- WORK TO BE COMPLETED -
Set down every entry again word for word, please, but skip the pictures.

---+---

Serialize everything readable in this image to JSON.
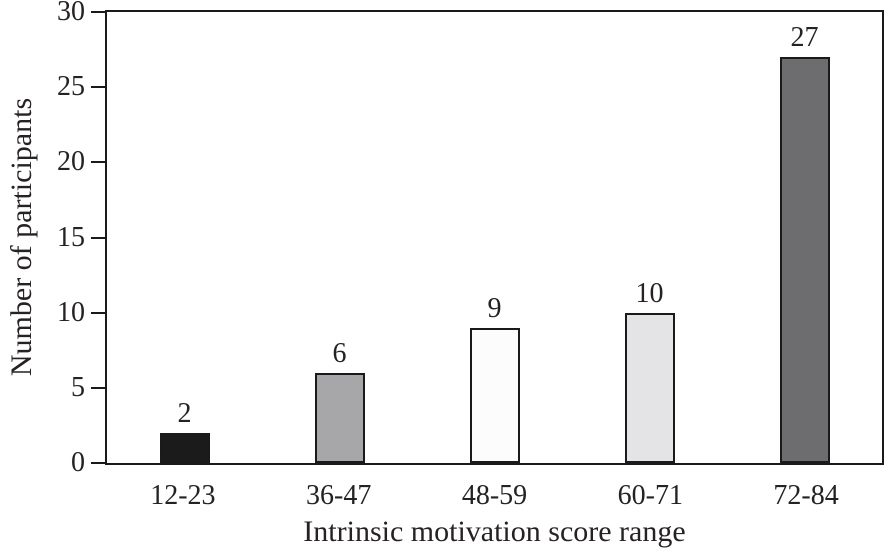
{
  "chart_data": {
    "type": "bar",
    "categories": [
      "12-23",
      "36-47",
      "48-59",
      "60-71",
      "72-84"
    ],
    "values": [
      2,
      6,
      9,
      10,
      27
    ],
    "value_labels": [
      "2",
      "6",
      "9",
      "10",
      "27"
    ],
    "title": "",
    "xlabel": "Intrinsic motivation score range",
    "ylabel": "Number of participants",
    "ylim": [
      0,
      30
    ],
    "yticks": [
      0,
      5,
      10,
      15,
      20,
      25,
      30
    ],
    "ytick_labels": [
      "0",
      "5",
      "10",
      "15",
      "20",
      "25",
      "30"
    ],
    "grid": false,
    "frame": true,
    "legend": null,
    "colors": {
      "bar_fills": [
        "#1b1b1b",
        "#a7a7aa",
        "#fcfcfc",
        "#e4e4e6",
        "#6d6d70"
      ],
      "bar_border": "#1a1a1a",
      "axis": "#1a1a1a",
      "text": "#262223",
      "background": "#ffffff"
    }
  }
}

---+---

- REPLY -
Serialize everything readable in this image to JSON.
{
  "chart_data": {
    "type": "bar",
    "categories": [
      "12-23",
      "36-47",
      "48-59",
      "60-71",
      "72-84"
    ],
    "values": [
      2,
      6,
      9,
      10,
      27
    ],
    "value_labels": [
      "2",
      "6",
      "9",
      "10",
      "27"
    ],
    "title": "",
    "xlabel": "Intrinsic motivation score range",
    "ylabel": "Number of participants",
    "ylim": [
      0,
      30
    ],
    "yticks": [
      0,
      5,
      10,
      15,
      20,
      25,
      30
    ],
    "ytick_labels": [
      "0",
      "5",
      "10",
      "15",
      "20",
      "25",
      "30"
    ],
    "grid": false,
    "frame": true,
    "legend": null,
    "colors": {
      "bar_fills": [
        "#1b1b1b",
        "#a7a7aa",
        "#fcfcfc",
        "#e4e4e6",
        "#6d6d70"
      ],
      "bar_border": "#1a1a1a",
      "axis": "#1a1a1a",
      "text": "#262223",
      "background": "#ffffff"
    }
  }
}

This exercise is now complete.